◆ Task statement
Each entry below should be written out exactly as it is, with no pictures.

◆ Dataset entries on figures

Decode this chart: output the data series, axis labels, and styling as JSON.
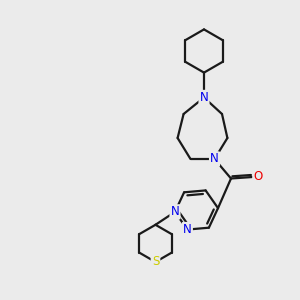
{
  "bg_color": "#ebebeb",
  "bond_color": "#1a1a1a",
  "N_color": "#0000ee",
  "O_color": "#ee0000",
  "S_color": "#cccc00",
  "line_width": 1.6,
  "font_size": 8.5,
  "figsize": [
    3.0,
    3.0
  ],
  "dpi": 100,
  "xlim": [
    0,
    10
  ],
  "ylim": [
    0,
    10
  ]
}
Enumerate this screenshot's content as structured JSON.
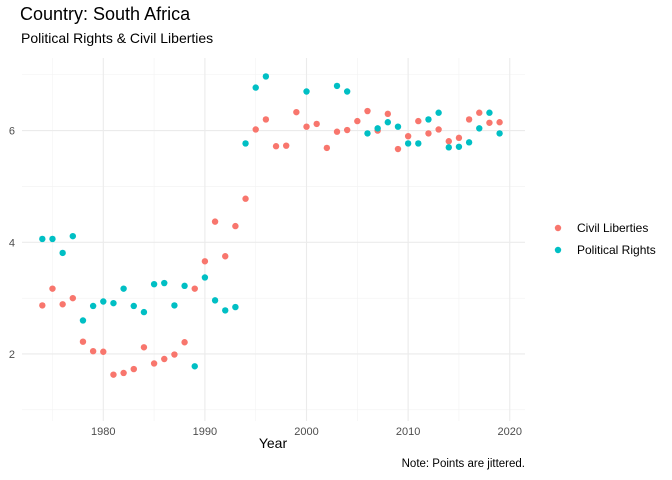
{
  "chart_data": {
    "type": "scatter",
    "title": "Country: South Africa",
    "subtitle": "Political Rights & Civil Liberties",
    "xlabel": "Year",
    "ylabel": "",
    "caption": "Note: Points are jittered.",
    "xlim": [
      1972,
      2021.5
    ],
    "ylim": [
      0.8,
      7.3
    ],
    "x_ticks": [
      1980,
      1990,
      2000,
      2010,
      2020
    ],
    "y_ticks": [
      2,
      4,
      6
    ],
    "grid": true,
    "legend_position": "right",
    "series": [
      {
        "name": "Civil Liberties",
        "color": "#F8766D",
        "points": [
          [
            1974,
            2.87
          ],
          [
            1975,
            3.17
          ],
          [
            1976,
            2.89
          ],
          [
            1977,
            3.0
          ],
          [
            1978,
            2.22
          ],
          [
            1979,
            2.05
          ],
          [
            1980,
            2.04
          ],
          [
            1981,
            1.63
          ],
          [
            1982,
            1.66
          ],
          [
            1983,
            1.73
          ],
          [
            1984,
            2.12
          ],
          [
            1985,
            1.83
          ],
          [
            1986,
            1.91
          ],
          [
            1987,
            1.99
          ],
          [
            1988,
            2.21
          ],
          [
            1989,
            3.17
          ],
          [
            1990,
            3.66
          ],
          [
            1991,
            4.37
          ],
          [
            1992,
            3.75
          ],
          [
            1993,
            4.29
          ],
          [
            1994,
            4.78
          ],
          [
            1995,
            6.02
          ],
          [
            1996,
            6.2
          ],
          [
            1997,
            5.72
          ],
          [
            1998,
            5.73
          ],
          [
            1999,
            6.33
          ],
          [
            2000,
            6.07
          ],
          [
            2001,
            6.12
          ],
          [
            2002,
            5.69
          ],
          [
            2003,
            5.98
          ],
          [
            2004,
            6.01
          ],
          [
            2005,
            6.17
          ],
          [
            2006,
            6.35
          ],
          [
            2007,
            6.0
          ],
          [
            2008,
            6.3
          ],
          [
            2009,
            5.67
          ],
          [
            2010,
            5.9
          ],
          [
            2011,
            6.17
          ],
          [
            2012,
            5.95
          ],
          [
            2013,
            6.02
          ],
          [
            2014,
            5.81
          ],
          [
            2015,
            5.87
          ],
          [
            2016,
            6.2
          ],
          [
            2017,
            6.32
          ],
          [
            2018,
            6.14
          ],
          [
            2019,
            6.15
          ]
        ]
      },
      {
        "name": "Political Rights",
        "color": "#00BFC4",
        "points": [
          [
            1974,
            4.06
          ],
          [
            1975,
            4.06
          ],
          [
            1976,
            3.81
          ],
          [
            1977,
            4.11
          ],
          [
            1978,
            2.6
          ],
          [
            1979,
            2.86
          ],
          [
            1980,
            2.94
          ],
          [
            1981,
            2.91
          ],
          [
            1982,
            3.17
          ],
          [
            1983,
            2.86
          ],
          [
            1984,
            2.75
          ],
          [
            1985,
            3.25
          ],
          [
            1986,
            3.27
          ],
          [
            1987,
            2.87
          ],
          [
            1988,
            3.22
          ],
          [
            1989,
            1.78
          ],
          [
            1990,
            3.37
          ],
          [
            1991,
            2.96
          ],
          [
            1992,
            2.78
          ],
          [
            1993,
            2.84
          ],
          [
            1994,
            5.77
          ],
          [
            1995,
            6.77
          ],
          [
            1996,
            6.97
          ],
          [
            2000,
            6.7
          ],
          [
            2003,
            6.8
          ],
          [
            2004,
            6.7
          ],
          [
            2006,
            5.95
          ],
          [
            2007,
            6.04
          ],
          [
            2008,
            6.15
          ],
          [
            2009,
            6.07
          ],
          [
            2010,
            5.77
          ],
          [
            2011,
            5.77
          ],
          [
            2012,
            6.2
          ],
          [
            2013,
            6.32
          ],
          [
            2014,
            5.7
          ],
          [
            2015,
            5.71
          ],
          [
            2016,
            5.79
          ],
          [
            2017,
            6.04
          ],
          [
            2018,
            6.32
          ],
          [
            2019,
            5.95
          ]
        ]
      }
    ]
  }
}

◆ Response
Decode this chart: output the data series, axis labels, and styling as JSON.
{
  "bg_color": "#ebebeb",
  "bond_color": "#1a1a1a",
  "N_color": "#0000ee",
  "O_color": "#ee0000",
  "S_color": "#cccc00",
  "line_width": 1.6,
  "font_size": 8.5,
  "figsize": [
    3.0,
    3.0
  ],
  "dpi": 100,
  "xlim": [
    0,
    10
  ],
  "ylim": [
    0,
    10
  ]
}
Enumerate this screenshot's content as structured JSON.
{
  "chart_data": {
    "type": "scatter",
    "title": "Country: South Africa",
    "subtitle": "Political Rights & Civil Liberties",
    "xlabel": "Year",
    "ylabel": "",
    "caption": "Note: Points are jittered.",
    "xlim": [
      1972,
      2021.5
    ],
    "ylim": [
      0.8,
      7.3
    ],
    "x_ticks": [
      1980,
      1990,
      2000,
      2010,
      2020
    ],
    "y_ticks": [
      2,
      4,
      6
    ],
    "grid": true,
    "legend_position": "right",
    "series": [
      {
        "name": "Civil Liberties",
        "color": "#F8766D",
        "points": [
          [
            1974,
            2.87
          ],
          [
            1975,
            3.17
          ],
          [
            1976,
            2.89
          ],
          [
            1977,
            3.0
          ],
          [
            1978,
            2.22
          ],
          [
            1979,
            2.05
          ],
          [
            1980,
            2.04
          ],
          [
            1981,
            1.63
          ],
          [
            1982,
            1.66
          ],
          [
            1983,
            1.73
          ],
          [
            1984,
            2.12
          ],
          [
            1985,
            1.83
          ],
          [
            1986,
            1.91
          ],
          [
            1987,
            1.99
          ],
          [
            1988,
            2.21
          ],
          [
            1989,
            3.17
          ],
          [
            1990,
            3.66
          ],
          [
            1991,
            4.37
          ],
          [
            1992,
            3.75
          ],
          [
            1993,
            4.29
          ],
          [
            1994,
            4.78
          ],
          [
            1995,
            6.02
          ],
          [
            1996,
            6.2
          ],
          [
            1997,
            5.72
          ],
          [
            1998,
            5.73
          ],
          [
            1999,
            6.33
          ],
          [
            2000,
            6.07
          ],
          [
            2001,
            6.12
          ],
          [
            2002,
            5.69
          ],
          [
            2003,
            5.98
          ],
          [
            2004,
            6.01
          ],
          [
            2005,
            6.17
          ],
          [
            2006,
            6.35
          ],
          [
            2007,
            6.0
          ],
          [
            2008,
            6.3
          ],
          [
            2009,
            5.67
          ],
          [
            2010,
            5.9
          ],
          [
            2011,
            6.17
          ],
          [
            2012,
            5.95
          ],
          [
            2013,
            6.02
          ],
          [
            2014,
            5.81
          ],
          [
            2015,
            5.87
          ],
          [
            2016,
            6.2
          ],
          [
            2017,
            6.32
          ],
          [
            2018,
            6.14
          ],
          [
            2019,
            6.15
          ]
        ]
      },
      {
        "name": "Political Rights",
        "color": "#00BFC4",
        "points": [
          [
            1974,
            4.06
          ],
          [
            1975,
            4.06
          ],
          [
            1976,
            3.81
          ],
          [
            1977,
            4.11
          ],
          [
            1978,
            2.6
          ],
          [
            1979,
            2.86
          ],
          [
            1980,
            2.94
          ],
          [
            1981,
            2.91
          ],
          [
            1982,
            3.17
          ],
          [
            1983,
            2.86
          ],
          [
            1984,
            2.75
          ],
          [
            1985,
            3.25
          ],
          [
            1986,
            3.27
          ],
          [
            1987,
            2.87
          ],
          [
            1988,
            3.22
          ],
          [
            1989,
            1.78
          ],
          [
            1990,
            3.37
          ],
          [
            1991,
            2.96
          ],
          [
            1992,
            2.78
          ],
          [
            1993,
            2.84
          ],
          [
            1994,
            5.77
          ],
          [
            1995,
            6.77
          ],
          [
            1996,
            6.97
          ],
          [
            2000,
            6.7
          ],
          [
            2003,
            6.8
          ],
          [
            2004,
            6.7
          ],
          [
            2006,
            5.95
          ],
          [
            2007,
            6.04
          ],
          [
            2008,
            6.15
          ],
          [
            2009,
            6.07
          ],
          [
            2010,
            5.77
          ],
          [
            2011,
            5.77
          ],
          [
            2012,
            6.2
          ],
          [
            2013,
            6.32
          ],
          [
            2014,
            5.7
          ],
          [
            2015,
            5.71
          ],
          [
            2016,
            5.79
          ],
          [
            2017,
            6.04
          ],
          [
            2018,
            6.32
          ],
          [
            2019,
            5.95
          ]
        ]
      }
    ]
  }
}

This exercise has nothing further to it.